DIRECTIONS:
(1) In the note about errors in the installer manual, copy the passage from "Some errors in" to "file has changed." word for word.
(2) Extend the note about errors in the installer manual, picking up right after its final line.

SOURCE DOCUMENT:
----------
Some errors in the manual
I noticed a few (partly trivial) errors in the Installer guide. I tried
first to send a proper patch but to be honest I don't have the time for
I extented the code by some comments, I hope you find these useful. See
the attached file (which you have to edit, sorry about this).
The most important stuff:
> If you've had to change <filename>/etc/inetd.conf</filename>, you'll have to
> +<!-- inetd is no longer a command, there exists openbsd-inetd, ... -->
> notify the running <command>inetd</command> process that the file has changed.
Debian has no longer a /etc/init.d/inetd binary but many alternatives
(without using /etc/alternatives/). You have to rewrite this.
> One of the most common installations is onto a system that already
> contains DOS (including Windows 3.1), Win32 (such as Windows 95, 98, Me,
> -NT, 2000, XP), or OS/2, and it is desired to put Debian onto the same disk
> +NT, 2000, XP, ReactOS), or OS/2, and it is desired to put Debian onto the same disk
Let's at least mention one free Win32 platform (with a URL?), right?
----------
RECORD EXTRACTS:

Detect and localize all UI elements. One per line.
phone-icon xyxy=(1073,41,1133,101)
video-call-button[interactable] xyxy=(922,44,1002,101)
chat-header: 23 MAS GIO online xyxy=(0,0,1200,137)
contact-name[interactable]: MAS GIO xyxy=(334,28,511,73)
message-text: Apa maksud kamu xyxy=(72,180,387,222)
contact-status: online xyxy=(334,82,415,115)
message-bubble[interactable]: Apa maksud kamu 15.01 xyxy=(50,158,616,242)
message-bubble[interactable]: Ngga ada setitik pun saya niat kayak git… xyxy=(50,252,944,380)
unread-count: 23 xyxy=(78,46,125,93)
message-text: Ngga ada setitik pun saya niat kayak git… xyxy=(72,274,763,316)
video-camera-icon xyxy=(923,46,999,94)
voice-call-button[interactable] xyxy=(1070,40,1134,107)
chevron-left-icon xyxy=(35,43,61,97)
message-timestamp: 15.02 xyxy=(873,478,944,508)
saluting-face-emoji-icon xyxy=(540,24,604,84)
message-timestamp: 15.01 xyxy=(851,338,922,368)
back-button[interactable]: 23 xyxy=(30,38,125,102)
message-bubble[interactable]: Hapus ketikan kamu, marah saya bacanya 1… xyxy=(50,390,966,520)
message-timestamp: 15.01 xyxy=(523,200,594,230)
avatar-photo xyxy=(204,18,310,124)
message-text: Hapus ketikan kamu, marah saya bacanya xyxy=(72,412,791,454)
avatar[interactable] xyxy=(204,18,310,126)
----------
THE RESULTS:
(1)
Some errors in the manual
I noticed a few (partly trivial) errors in the Installer guide. I tried
first to send a proper patch but to be honest I don't have the time for
I extented the code by some comments, I hope you find these useful. See
the attached file (which you have to edit, sorry about this).
The most important stuff:
> If you've had to change <filename>/etc/inetd.conf</filename>, you'll have to
> +<!-- inetd is no longer a command, there exists openbsd-inetd, ... -->
> notify the running <command>inetd</command> process that the file has changed.

(2)
Also at least FreeDos should be mentioned when you refer to DOS systems.
> without destroying the previous system. Note that the installer supports
> +<!-- NTFS is supported? -->
> resizing of FAT and NTFS filesystems as used by DOS and Windows. Simply
I wasn't very sure whether NTFS is supported by the installer. Here is
it mentioned, at a different location in the source it is missing ...
There are a few tags missing, I hope I chose the right ones (I didn't
test it). If you don't want to apply these parts because unfuzzying
translations is to hard for you, I can help you ...
> In a lot of cases the smarthost will be your ISP's mail server, which
> makes this option very suitable for dial-up users. It can also be a
> +<!-- except that multiple local users could have different ISP and a
> + foreign ISP normally rejects mails from other users ...
> + (Hint: web.de just evaluate the header "Sender:" and ignores From:
> + in this case, so add this header for all mails!?) -->
> company mail server, or even another system on your own network.
Email configuration still needs some additional text (e.g. how to add a
proper From: based on the mapping in /etc/email-addresses). The current
information is probably not useful for most users because only
very few users have a static IP (other require a smarthost which needs
a special configuration). (exim4 isn't designed for dynamic Internet
access which is the root of all problems.)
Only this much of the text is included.